» **Task instructions**
Filter the records for lines holding the string "color".

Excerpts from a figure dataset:
▬▬▬

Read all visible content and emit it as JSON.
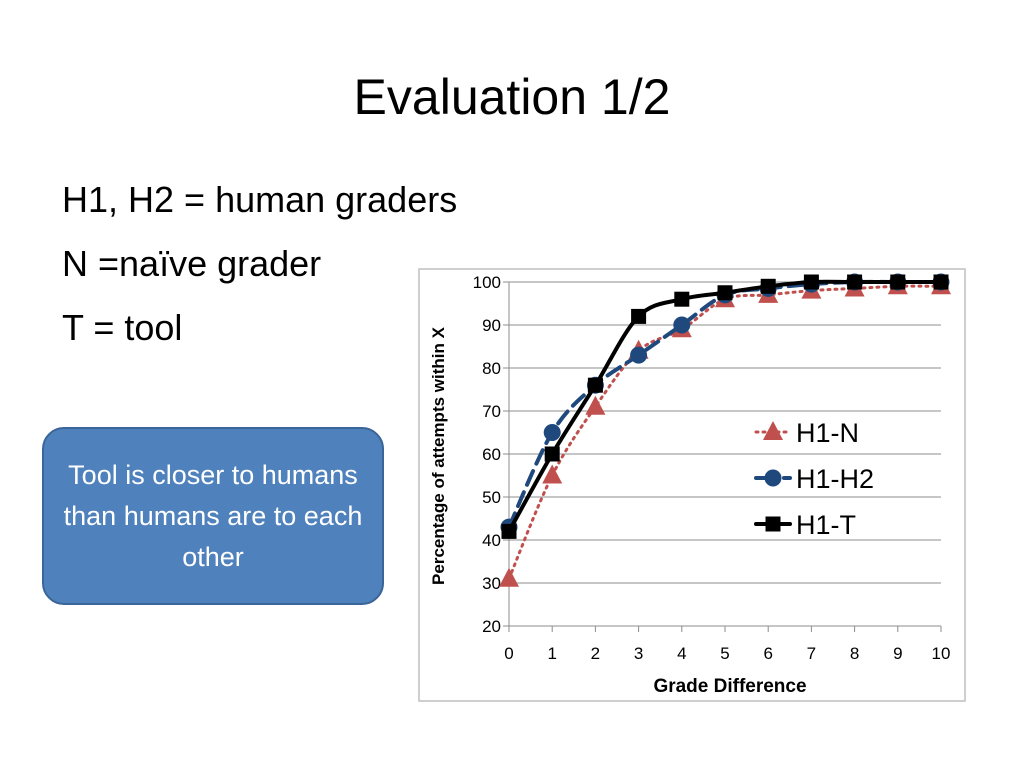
{
  "slide": {
    "title": "Evaluation 1/2",
    "bullets": [
      "H1, H2 = human graders",
      "N =naïve grader",
      "T = tool"
    ],
    "callout": "Tool is closer to humans than humans are to each other"
  },
  "chart_data": {
    "type": "line",
    "title": "",
    "xlabel": "Grade Difference",
    "ylabel": "Percentage of attempts within X",
    "x": [
      0,
      1,
      2,
      3,
      4,
      5,
      6,
      7,
      8,
      9,
      10
    ],
    "ylim": [
      20,
      100
    ],
    "yticks": [
      20,
      30,
      40,
      50,
      60,
      70,
      80,
      90,
      100
    ],
    "grid": true,
    "legend_position": "right",
    "series": [
      {
        "name": "H1-N",
        "color": "#c0504d",
        "marker": "triangle",
        "line": "dotted",
        "values": [
          31,
          55,
          71,
          84,
          89,
          96,
          97,
          98,
          98.5,
          99,
          99
        ]
      },
      {
        "name": "H1-H2",
        "color": "#1f497d",
        "marker": "circle",
        "line": "dashed",
        "values": [
          43,
          65,
          76,
          83,
          90,
          97,
          98.5,
          99.5,
          100,
          100,
          100
        ]
      },
      {
        "name": "H1-T",
        "color": "#000000",
        "marker": "square",
        "line": "solid",
        "values": [
          42,
          60,
          76,
          92,
          96,
          97.5,
          99,
          100,
          100,
          100,
          100
        ]
      }
    ]
  }
}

▬▬▬

» **The solution**
        "color": "#c0504d",
        "color": "#1f497d",
        "color": "#000000",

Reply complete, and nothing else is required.